>> Begin

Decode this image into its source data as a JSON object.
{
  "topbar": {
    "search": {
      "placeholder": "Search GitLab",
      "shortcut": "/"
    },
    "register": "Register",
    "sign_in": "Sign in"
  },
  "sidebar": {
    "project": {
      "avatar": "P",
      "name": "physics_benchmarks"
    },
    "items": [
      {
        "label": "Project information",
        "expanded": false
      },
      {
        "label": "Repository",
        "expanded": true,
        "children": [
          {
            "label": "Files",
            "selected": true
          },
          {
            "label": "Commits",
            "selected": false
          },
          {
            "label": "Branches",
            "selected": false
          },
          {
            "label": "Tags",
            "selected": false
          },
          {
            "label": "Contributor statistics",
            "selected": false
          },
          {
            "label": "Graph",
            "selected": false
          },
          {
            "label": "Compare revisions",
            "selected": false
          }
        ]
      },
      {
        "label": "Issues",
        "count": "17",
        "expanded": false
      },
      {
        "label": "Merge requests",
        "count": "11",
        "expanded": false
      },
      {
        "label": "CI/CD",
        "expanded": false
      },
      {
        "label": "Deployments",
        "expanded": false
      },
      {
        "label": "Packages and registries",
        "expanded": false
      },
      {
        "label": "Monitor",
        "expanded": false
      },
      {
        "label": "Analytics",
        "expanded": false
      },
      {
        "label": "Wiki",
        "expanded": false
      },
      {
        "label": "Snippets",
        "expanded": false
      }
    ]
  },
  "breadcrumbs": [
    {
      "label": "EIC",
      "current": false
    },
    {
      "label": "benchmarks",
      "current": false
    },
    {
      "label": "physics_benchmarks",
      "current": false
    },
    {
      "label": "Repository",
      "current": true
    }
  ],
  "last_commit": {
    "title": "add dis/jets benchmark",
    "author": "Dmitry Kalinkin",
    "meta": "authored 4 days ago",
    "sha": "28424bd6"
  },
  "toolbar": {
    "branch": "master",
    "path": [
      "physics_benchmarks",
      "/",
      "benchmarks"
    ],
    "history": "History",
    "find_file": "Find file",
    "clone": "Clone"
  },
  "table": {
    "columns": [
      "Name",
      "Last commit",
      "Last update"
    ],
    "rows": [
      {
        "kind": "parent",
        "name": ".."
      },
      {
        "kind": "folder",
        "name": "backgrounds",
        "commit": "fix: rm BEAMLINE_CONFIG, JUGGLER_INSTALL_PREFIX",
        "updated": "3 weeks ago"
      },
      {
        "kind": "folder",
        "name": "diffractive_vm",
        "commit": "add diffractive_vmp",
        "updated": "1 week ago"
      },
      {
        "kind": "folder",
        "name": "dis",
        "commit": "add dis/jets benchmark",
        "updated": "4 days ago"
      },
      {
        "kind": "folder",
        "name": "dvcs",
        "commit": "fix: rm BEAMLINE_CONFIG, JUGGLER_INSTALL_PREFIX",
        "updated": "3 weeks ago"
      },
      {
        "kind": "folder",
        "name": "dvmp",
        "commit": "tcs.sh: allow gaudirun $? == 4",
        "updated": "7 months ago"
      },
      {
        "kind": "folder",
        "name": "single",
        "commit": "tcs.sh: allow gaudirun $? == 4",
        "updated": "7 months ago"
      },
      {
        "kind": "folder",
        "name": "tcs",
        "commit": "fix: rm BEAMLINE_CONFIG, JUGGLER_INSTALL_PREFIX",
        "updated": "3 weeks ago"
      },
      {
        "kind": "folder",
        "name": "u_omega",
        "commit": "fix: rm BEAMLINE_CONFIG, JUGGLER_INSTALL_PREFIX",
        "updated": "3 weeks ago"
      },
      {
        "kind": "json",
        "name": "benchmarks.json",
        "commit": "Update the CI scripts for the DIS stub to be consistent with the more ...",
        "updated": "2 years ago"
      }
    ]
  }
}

>> End

STATED EXERCISE: Copy out every line of the data above, exactly as given.

COMPLETE OUTPUT:
Decode this image into its source data as a JSON object.
{
  "topbar": {
    "search": {
      "placeholder": "Search GitLab",
      "shortcut": "/"
    },
    "register": "Register",
    "sign_in": "Sign in"
  },
  "sidebar": {
    "project": {
      "avatar": "P",
      "name": "physics_benchmarks"
    },
    "items": [
      {
        "label": "Project information",
        "expanded": false
      },
      {
        "label": "Repository",
        "expanded": true,
        "children": [
          {
            "label": "Files",
            "selected": true
          },
          {
            "label": "Commits",
            "selected": false
          },
          {
            "label": "Branches",
            "selected": false
          },
          {
            "label": "Tags",
            "selected": false
          },
          {
            "label": "Contributor statistics",
            "selected": false
          },
          {
            "label": "Graph",
            "selected": false
          },
          {
            "label": "Compare revisions",
            "selected": false
          }
        ]
      },
      {
        "label": "Issues",
        "count": "17",
        "expanded": false
      },
      {
        "label": "Merge requests",
        "count": "11",
        "expanded": false
      },
      {
        "label": "CI/CD",
        "expanded": false
      },
      {
        "label": "Deployments",
        "expanded": false
      },
      {
        "label": "Packages and registries",
        "expanded": false
      },
      {
        "label": "Monitor",
        "expanded": false
      },
      {
        "label": "Analytics",
        "expanded": false
      },
      {
        "label": "Wiki",
        "expanded": false
      },
      {
        "label": "Snippets",
        "expanded": false
      }
    ]
  },
  "breadcrumbs": [
    {
      "label": "EIC",
      "current": false
    },
    {
      "label": "benchmarks",
      "current": false
    },
    {
      "label": "physics_benchmarks",
      "current": false
    },
    {
      "label": "Repository",
      "current": true
    }
  ],
  "last_commit": {
    "title": "add dis/jets benchmark",
    "author": "Dmitry Kalinkin",
    "meta": "authored 4 days ago",
    "sha": "28424bd6"
  },
  "toolbar": {
    "branch": "master",
    "path": [
      "physics_benchmarks",
      "/",
      "benchmarks"
    ],
    "history": "History",
    "find_file": "Find file",
    "clone": "Clone"
  },
  "table": {
    "columns": [
      "Name",
      "Last commit",
      "Last update"
    ],
    "rows": [
      {
        "kind": "parent",
        "name": ".."
      },
      {
        "kind": "folder",
        "name": "backgrounds",
        "commit": "fix: rm BEAMLINE_CONFIG, JUGGLER_INSTALL_PREFIX",
        "updated": "3 weeks ago"
      },
      {
        "kind": "folder",
        "name": "diffractive_vm",
        "commit": "add diffractive_vmp",
        "updated": "1 week ago"
      },
      {
        "kind": "folder",
        "name": "dis",
        "commit": "add dis/jets benchmark",
        "updated": "4 days ago"
      },
      {
        "kind": "folder",
        "name": "dvcs",
        "commit": "fix: rm BEAMLINE_CONFIG, JUGGLER_INSTALL_PREFIX",
        "updated": "3 weeks ago"
      },
      {
        "kind": "folder",
        "name": "dvmp",
        "commit": "tcs.sh: allow gaudirun $? == 4",
        "updated": "7 months ago"
      },
      {
        "kind": "folder",
        "name": "single",
        "commit": "tcs.sh: allow gaudirun $? == 4",
        "updated": "7 months ago"
      },
      {
        "kind": "folder",
        "name": "tcs",
        "commit": "fix: rm BEAMLINE_CONFIG, JUGGLER_INSTALL_PREFIX",
        "updated": "3 weeks ago"
      },
      {
        "kind": "folder",
        "name": "u_omega",
        "commit": "fix: rm BEAMLINE_CONFIG, JUGGLER_INSTALL_PREFIX",
        "updated": "3 weeks ago"
      },
      {
        "kind": "json",
        "name": "benchmarks.json",
        "commit": "Update the CI scripts for the DIS stub to be consistent with the more ...",
        "updated": "2 years ago"
      }
    ]
  }
}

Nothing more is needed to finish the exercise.